__Request__
In your copy, leave out the pictures and repeat the entries below exactly.

(Figure record extracts)
● ● ●

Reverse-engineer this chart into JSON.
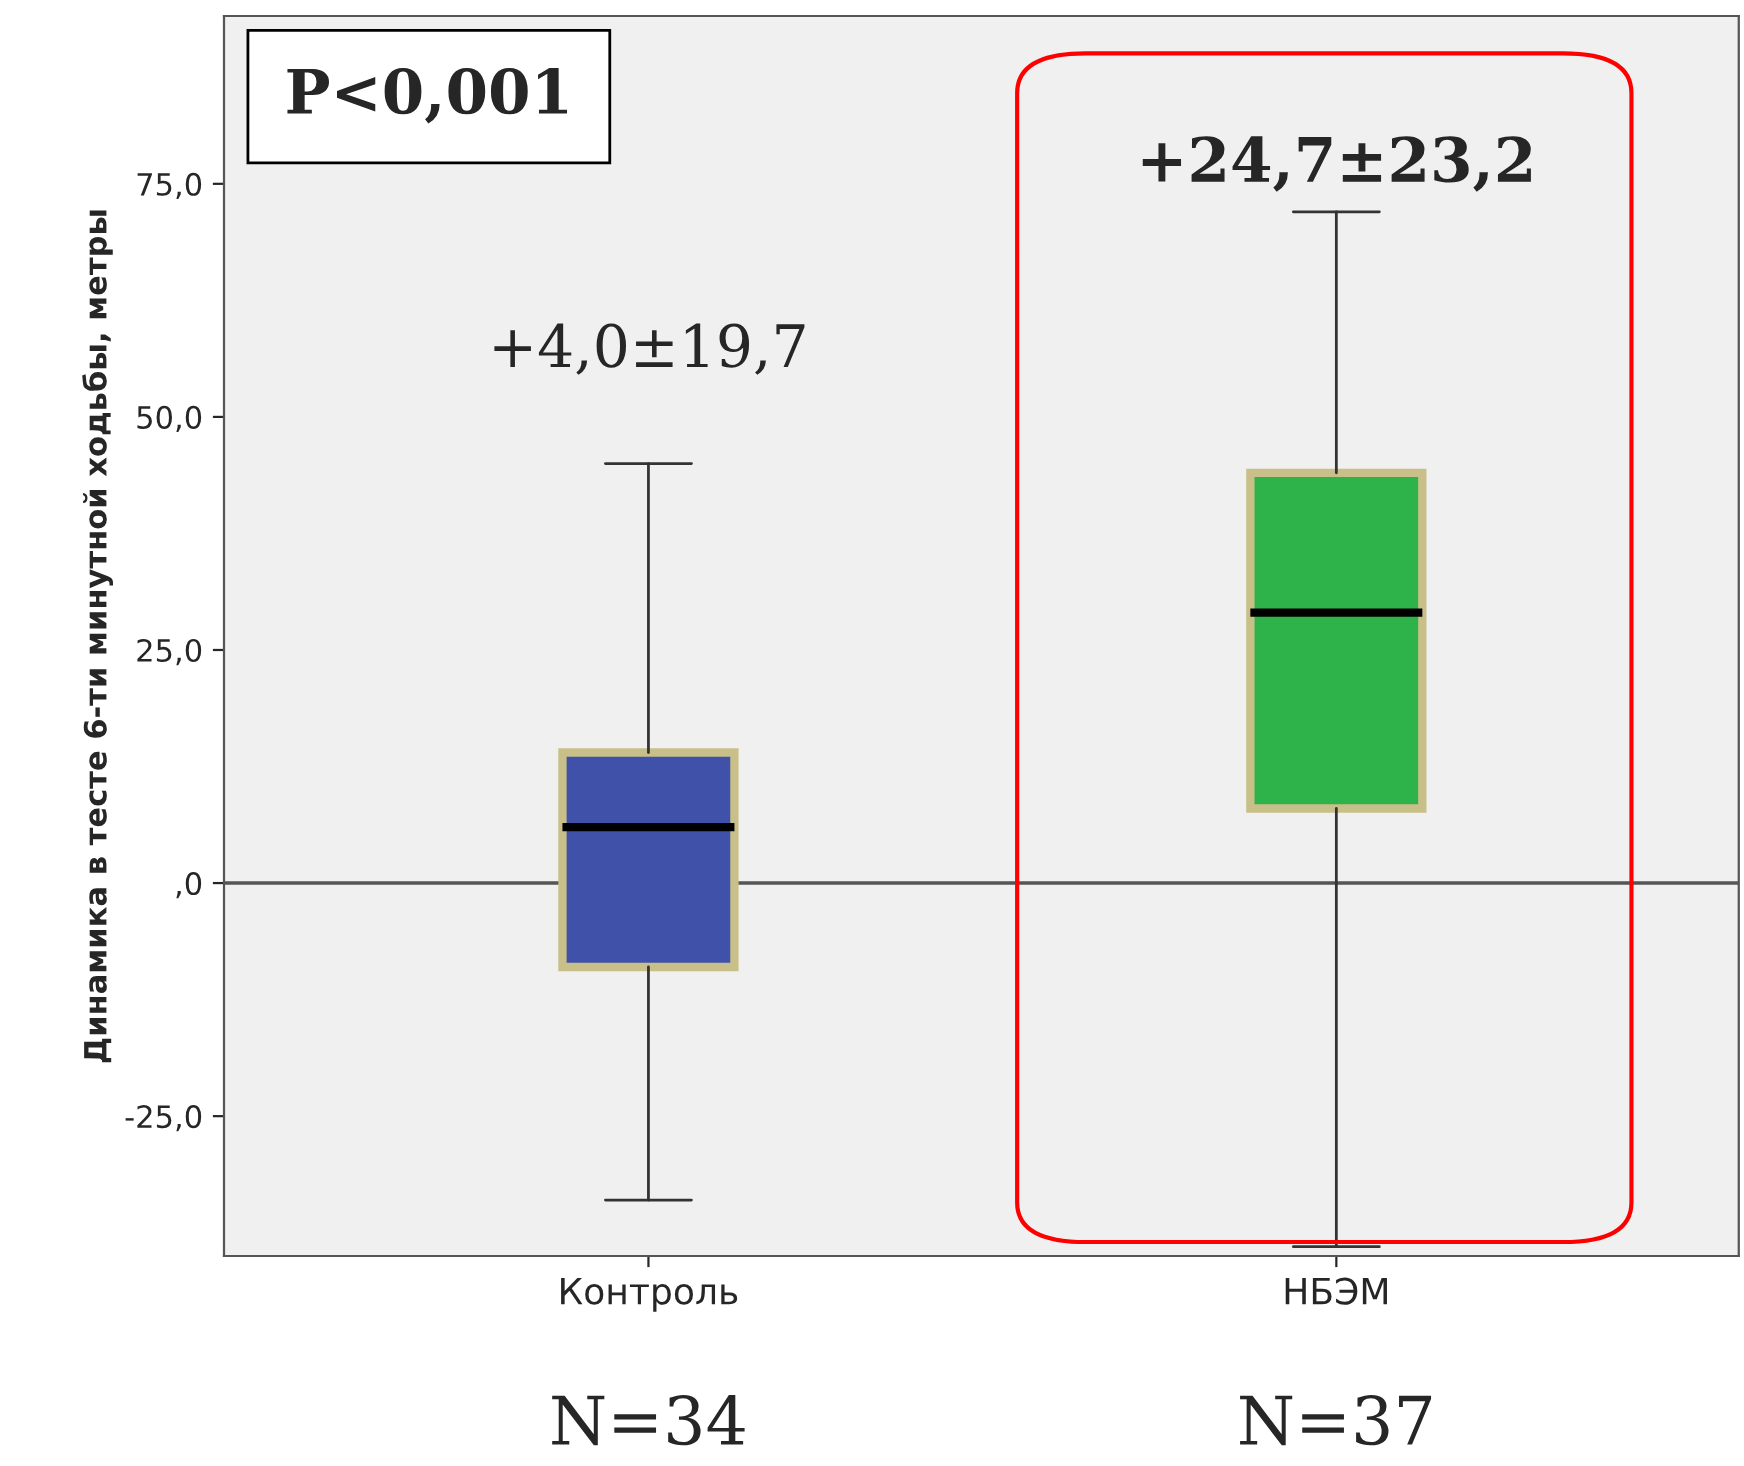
{
  "chart_data": {
    "type": "box",
    "ylabel": "Динамика в тесте 6-ти минутной ходьбы, метры",
    "categories": [
      "Контроль",
      "НБЭМ"
    ],
    "boxes": [
      {
        "low": -34,
        "q1": -9,
        "median": 6,
        "q3": 14,
        "high": 45
      },
      {
        "low": -39,
        "q1": 8,
        "median": 29,
        "q3": 44,
        "high": 72
      }
    ],
    "colors": [
      "#3f51a8",
      "#2db34a"
    ],
    "ylim": [
      -40,
      93
    ],
    "yticks": [
      {
        "value": -25,
        "label": "-25,0"
      },
      {
        "value": 0,
        "label": ",0"
      },
      {
        "value": 25,
        "label": "25,0"
      },
      {
        "value": 50,
        "label": "50,0"
      },
      {
        "value": 75,
        "label": "75,0"
      }
    ],
    "ref_lines": [
      {
        "axis": "y",
        "value": 0,
        "color": "#555555"
      }
    ],
    "grid": false,
    "annotations": [
      "P<0,001",
      "+4,0±19,7",
      "+24,7±23,2",
      "N=34",
      "N=37"
    ]
  }
}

● ● ●

__Worked solution__
Reverse-engineer this chart into JSON.
{
  "chart_data": {
    "type": "box",
    "ylabel": "Динамика в тесте 6-ти минутной ходьбы, метры",
    "categories": [
      "Контроль",
      "НБЭМ"
    ],
    "boxes": [
      {
        "low": -34,
        "q1": -9,
        "median": 6,
        "q3": 14,
        "high": 45
      },
      {
        "low": -39,
        "q1": 8,
        "median": 29,
        "q3": 44,
        "high": 72
      }
    ],
    "colors": [
      "#3f51a8",
      "#2db34a"
    ],
    "ylim": [
      -40,
      93
    ],
    "yticks": [
      {
        "value": -25,
        "label": "-25,0"
      },
      {
        "value": 0,
        "label": ",0"
      },
      {
        "value": 25,
        "label": "25,0"
      },
      {
        "value": 50,
        "label": "50,0"
      },
      {
        "value": 75,
        "label": "75,0"
      }
    ],
    "ref_lines": [
      {
        "axis": "y",
        "value": 0,
        "color": "#555555"
      }
    ],
    "grid": false,
    "annotations": [
      "P<0,001",
      "+4,0±19,7",
      "+24,7±23,2",
      "N=34",
      "N=37"
    ]
  }
}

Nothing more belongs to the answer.